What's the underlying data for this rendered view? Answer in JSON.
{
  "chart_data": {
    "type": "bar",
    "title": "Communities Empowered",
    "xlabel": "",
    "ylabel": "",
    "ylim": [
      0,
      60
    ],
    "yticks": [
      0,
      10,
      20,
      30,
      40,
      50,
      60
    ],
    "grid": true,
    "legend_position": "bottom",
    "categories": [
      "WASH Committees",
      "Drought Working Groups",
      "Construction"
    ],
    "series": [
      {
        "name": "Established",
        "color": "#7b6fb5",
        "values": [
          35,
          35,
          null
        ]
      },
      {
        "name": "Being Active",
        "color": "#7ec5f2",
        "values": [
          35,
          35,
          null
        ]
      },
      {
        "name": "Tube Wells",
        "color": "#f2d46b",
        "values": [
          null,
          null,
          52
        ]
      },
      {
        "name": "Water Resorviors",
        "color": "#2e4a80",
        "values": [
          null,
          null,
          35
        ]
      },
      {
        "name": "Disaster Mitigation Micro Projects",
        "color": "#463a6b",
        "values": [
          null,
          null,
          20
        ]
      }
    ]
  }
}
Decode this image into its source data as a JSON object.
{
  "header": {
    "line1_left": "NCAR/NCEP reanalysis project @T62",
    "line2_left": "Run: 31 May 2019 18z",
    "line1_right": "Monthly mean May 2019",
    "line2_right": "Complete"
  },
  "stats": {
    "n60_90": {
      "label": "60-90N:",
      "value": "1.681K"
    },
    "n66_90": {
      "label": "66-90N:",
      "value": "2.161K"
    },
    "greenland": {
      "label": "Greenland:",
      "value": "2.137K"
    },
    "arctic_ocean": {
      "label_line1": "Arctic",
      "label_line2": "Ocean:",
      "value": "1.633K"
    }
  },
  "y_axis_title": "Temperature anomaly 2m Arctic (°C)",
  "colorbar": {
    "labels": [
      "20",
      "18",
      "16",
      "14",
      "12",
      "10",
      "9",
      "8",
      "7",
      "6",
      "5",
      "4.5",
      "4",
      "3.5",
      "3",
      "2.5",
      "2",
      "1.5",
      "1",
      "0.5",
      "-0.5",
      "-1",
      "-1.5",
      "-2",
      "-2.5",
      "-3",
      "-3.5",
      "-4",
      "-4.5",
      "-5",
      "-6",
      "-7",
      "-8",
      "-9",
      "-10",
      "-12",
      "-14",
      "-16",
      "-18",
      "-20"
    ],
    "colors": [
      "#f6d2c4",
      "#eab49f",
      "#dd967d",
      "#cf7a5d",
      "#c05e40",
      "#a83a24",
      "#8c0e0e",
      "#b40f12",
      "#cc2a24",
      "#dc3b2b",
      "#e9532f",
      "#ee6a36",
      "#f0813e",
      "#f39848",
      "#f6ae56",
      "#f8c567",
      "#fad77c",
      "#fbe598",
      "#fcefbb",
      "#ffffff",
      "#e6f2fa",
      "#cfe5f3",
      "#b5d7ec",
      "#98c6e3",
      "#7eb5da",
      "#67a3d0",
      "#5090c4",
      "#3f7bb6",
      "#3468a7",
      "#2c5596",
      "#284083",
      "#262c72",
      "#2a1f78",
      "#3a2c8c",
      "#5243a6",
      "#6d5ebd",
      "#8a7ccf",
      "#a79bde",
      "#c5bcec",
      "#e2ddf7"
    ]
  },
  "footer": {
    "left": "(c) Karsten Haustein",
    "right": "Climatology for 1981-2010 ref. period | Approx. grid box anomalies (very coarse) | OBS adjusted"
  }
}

-----

Track down all lines above with the string "JSON" and copy them.

### WRITTEN SOLUTION
What's the underlying data for this rendered view? Answer in JSON.
Decode this image into its source data as a JSON object.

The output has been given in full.